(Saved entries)
◇ ◇ ◇ ◇ ◇

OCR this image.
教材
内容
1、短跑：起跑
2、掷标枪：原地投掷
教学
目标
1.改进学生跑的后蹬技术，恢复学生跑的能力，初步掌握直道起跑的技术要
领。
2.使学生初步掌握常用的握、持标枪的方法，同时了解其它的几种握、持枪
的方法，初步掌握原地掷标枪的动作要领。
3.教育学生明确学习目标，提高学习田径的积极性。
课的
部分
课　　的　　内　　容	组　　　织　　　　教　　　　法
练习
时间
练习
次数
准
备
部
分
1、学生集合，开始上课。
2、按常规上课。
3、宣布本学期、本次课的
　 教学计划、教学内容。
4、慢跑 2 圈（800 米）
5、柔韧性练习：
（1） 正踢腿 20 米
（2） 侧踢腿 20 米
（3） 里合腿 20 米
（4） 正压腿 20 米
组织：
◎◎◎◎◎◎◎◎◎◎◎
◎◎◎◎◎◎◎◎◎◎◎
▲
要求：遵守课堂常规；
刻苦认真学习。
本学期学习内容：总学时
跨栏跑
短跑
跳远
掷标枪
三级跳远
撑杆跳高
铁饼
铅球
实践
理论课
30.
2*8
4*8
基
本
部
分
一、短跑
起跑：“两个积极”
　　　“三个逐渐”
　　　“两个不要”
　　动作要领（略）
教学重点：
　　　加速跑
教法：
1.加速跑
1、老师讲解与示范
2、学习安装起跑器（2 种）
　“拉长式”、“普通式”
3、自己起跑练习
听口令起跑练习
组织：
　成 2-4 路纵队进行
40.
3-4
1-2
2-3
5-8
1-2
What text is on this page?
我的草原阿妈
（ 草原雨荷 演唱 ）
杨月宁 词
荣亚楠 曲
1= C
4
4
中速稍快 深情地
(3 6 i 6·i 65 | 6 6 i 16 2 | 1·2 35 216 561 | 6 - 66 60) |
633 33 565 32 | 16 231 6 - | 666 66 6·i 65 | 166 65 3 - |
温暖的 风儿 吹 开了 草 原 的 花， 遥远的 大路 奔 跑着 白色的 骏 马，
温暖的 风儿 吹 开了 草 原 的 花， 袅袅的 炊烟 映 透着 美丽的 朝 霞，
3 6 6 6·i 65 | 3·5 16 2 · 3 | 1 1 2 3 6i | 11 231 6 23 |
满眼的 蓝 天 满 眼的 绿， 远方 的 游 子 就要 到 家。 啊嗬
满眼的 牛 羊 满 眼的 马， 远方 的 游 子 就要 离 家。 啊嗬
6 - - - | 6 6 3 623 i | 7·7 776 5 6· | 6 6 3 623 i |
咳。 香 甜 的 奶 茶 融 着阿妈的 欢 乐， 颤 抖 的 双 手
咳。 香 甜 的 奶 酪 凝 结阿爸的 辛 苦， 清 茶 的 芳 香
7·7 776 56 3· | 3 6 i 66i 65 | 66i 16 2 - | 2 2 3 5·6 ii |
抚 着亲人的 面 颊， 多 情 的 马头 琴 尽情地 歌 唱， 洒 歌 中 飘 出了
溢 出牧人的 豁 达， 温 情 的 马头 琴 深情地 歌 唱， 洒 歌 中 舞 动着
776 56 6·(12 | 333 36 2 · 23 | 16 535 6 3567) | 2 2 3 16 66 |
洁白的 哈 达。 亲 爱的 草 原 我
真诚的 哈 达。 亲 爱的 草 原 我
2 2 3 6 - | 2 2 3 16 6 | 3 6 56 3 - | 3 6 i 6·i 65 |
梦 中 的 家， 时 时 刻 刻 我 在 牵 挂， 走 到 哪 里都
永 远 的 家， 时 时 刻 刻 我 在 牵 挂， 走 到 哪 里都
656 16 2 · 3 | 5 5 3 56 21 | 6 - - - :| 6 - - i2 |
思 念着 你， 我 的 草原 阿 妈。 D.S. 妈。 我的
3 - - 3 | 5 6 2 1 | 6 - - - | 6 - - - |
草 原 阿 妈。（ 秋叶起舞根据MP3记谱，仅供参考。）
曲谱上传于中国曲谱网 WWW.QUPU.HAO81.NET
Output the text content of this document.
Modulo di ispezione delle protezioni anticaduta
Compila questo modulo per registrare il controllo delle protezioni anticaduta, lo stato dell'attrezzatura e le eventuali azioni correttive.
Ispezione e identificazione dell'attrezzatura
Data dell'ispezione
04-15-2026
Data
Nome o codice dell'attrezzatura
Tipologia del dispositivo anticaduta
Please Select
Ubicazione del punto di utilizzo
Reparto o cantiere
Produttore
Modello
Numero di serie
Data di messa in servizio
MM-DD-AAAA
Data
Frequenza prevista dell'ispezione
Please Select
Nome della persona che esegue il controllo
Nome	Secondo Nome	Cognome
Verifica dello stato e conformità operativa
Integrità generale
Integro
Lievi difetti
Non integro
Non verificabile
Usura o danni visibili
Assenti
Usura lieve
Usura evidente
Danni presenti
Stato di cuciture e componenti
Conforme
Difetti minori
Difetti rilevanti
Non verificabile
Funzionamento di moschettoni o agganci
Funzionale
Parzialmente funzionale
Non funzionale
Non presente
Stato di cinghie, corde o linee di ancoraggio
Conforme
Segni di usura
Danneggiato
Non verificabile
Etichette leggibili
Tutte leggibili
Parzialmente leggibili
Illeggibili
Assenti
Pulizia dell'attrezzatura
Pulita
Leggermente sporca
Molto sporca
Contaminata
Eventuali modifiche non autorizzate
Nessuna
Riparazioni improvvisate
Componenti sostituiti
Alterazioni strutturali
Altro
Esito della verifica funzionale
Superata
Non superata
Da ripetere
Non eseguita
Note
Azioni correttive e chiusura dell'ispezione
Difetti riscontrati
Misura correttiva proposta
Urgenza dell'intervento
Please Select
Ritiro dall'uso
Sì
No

◇ ◇ ◇ ◇ ◇

• **REQUIRED WORK**:
Gather every line from the entries above where the word "Data" appears, and copy them.

• **CORRECT RESPONSE**:
Data dell'ispezione
Data
Data di messa in servizio
Data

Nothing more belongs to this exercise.